• **Exercise instructions**: Repeat the lines starting with the one containing "flag-icon xyxy=(692,16,709,26)" and ending with the one containing "aws-logo: aws xyxy=(546,482,626,522)", including both of those lines, and nothing else.

• **Working data**:

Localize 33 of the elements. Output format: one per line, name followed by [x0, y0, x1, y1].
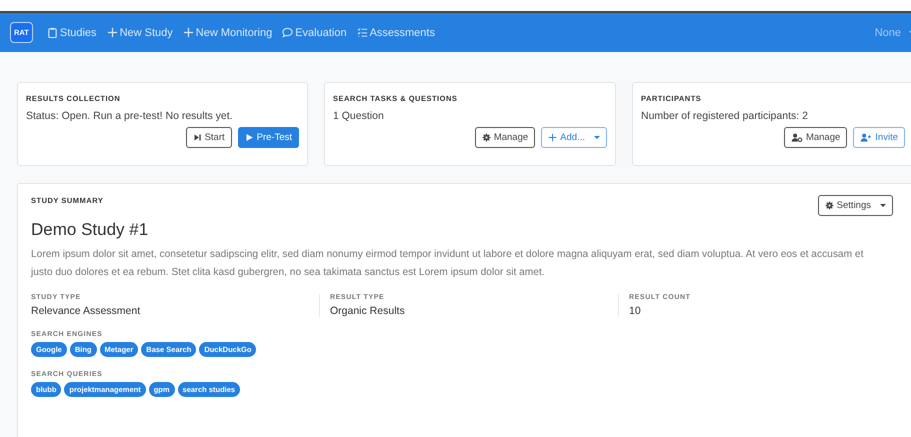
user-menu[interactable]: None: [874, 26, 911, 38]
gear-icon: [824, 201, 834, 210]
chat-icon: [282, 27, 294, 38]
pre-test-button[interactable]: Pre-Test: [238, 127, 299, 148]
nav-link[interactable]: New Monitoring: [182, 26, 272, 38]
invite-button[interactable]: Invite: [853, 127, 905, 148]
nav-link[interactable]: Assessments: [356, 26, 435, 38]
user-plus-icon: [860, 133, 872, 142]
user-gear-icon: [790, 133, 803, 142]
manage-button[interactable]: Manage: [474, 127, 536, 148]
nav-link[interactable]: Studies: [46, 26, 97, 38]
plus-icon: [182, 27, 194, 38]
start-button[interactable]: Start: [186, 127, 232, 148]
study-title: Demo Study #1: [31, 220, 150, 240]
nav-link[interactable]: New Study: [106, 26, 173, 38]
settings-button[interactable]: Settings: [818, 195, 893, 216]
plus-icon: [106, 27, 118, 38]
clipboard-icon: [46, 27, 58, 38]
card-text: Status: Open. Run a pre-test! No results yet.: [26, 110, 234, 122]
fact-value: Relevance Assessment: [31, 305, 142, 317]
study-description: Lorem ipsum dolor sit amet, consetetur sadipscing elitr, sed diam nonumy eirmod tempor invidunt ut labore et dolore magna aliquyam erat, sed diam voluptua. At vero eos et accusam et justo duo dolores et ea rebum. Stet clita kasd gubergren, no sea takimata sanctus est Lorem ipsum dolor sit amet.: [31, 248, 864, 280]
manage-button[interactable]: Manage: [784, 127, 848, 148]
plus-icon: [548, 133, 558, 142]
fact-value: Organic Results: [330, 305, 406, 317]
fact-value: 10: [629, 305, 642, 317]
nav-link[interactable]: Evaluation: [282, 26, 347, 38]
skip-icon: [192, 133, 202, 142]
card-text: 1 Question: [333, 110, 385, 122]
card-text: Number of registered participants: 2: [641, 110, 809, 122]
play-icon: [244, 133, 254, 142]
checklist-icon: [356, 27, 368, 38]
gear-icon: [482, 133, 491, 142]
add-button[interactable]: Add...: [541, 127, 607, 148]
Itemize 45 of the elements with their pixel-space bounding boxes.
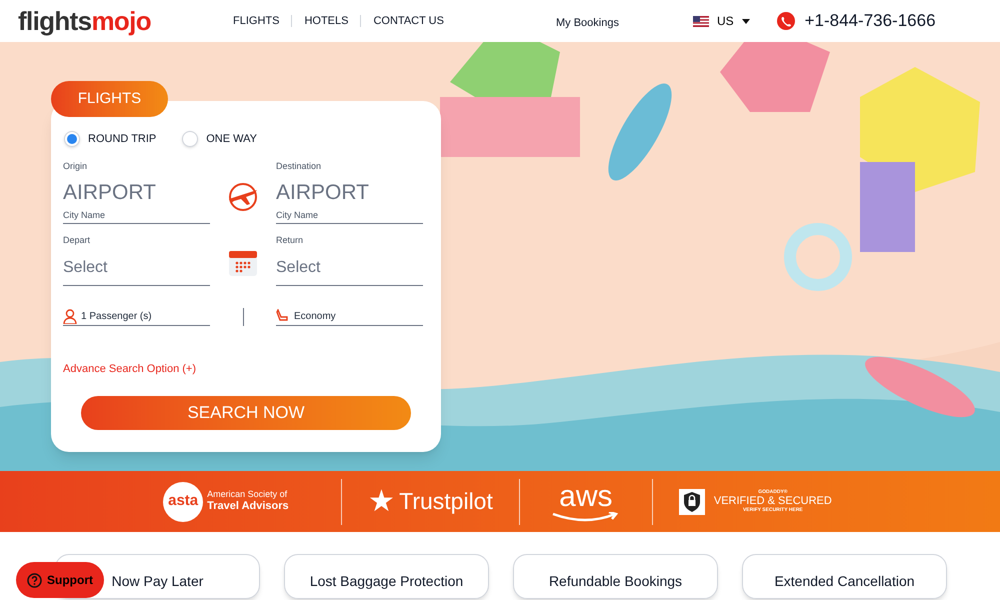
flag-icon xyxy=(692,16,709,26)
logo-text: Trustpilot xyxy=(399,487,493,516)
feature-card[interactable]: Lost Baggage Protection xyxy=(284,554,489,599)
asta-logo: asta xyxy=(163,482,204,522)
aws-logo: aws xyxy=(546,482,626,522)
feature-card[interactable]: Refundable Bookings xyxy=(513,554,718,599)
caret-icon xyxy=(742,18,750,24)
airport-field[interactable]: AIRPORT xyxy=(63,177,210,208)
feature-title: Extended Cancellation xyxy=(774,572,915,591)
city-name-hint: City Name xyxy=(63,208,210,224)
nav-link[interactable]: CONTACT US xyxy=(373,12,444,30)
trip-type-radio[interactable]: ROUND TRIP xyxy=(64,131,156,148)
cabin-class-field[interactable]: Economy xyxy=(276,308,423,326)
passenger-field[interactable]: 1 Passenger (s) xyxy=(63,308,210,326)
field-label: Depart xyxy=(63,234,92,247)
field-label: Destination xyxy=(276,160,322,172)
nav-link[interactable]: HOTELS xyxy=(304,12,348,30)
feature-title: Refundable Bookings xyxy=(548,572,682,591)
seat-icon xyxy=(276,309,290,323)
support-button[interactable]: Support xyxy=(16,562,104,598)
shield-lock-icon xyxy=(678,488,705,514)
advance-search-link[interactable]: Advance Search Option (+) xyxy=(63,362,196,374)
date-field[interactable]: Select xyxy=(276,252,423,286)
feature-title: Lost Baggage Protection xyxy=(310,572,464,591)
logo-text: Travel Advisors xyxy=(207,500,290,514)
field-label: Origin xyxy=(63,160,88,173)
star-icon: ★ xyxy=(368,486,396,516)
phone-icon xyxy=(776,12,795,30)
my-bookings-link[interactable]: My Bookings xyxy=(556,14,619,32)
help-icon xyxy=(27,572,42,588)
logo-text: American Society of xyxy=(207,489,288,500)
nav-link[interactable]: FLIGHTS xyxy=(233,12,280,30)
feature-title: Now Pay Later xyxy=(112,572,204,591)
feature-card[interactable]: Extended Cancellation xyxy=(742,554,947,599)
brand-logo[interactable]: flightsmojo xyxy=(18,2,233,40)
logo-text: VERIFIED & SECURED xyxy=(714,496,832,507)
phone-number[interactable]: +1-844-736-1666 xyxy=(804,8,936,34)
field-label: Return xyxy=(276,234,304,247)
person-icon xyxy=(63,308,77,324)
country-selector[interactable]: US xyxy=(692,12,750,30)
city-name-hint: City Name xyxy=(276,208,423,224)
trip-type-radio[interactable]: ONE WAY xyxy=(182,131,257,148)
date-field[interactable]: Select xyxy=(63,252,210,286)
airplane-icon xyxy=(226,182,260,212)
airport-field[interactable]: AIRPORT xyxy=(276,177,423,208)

• **Exercise answer**:
flag-icon xyxy=(692,16,709,26)
logo-text: Trustpilot xyxy=(399,487,493,516)
feature-card[interactable]: Lost Baggage Protection xyxy=(284,554,489,599)
asta-logo: asta xyxy=(163,482,204,522)
aws-logo: aws xyxy=(546,482,626,522)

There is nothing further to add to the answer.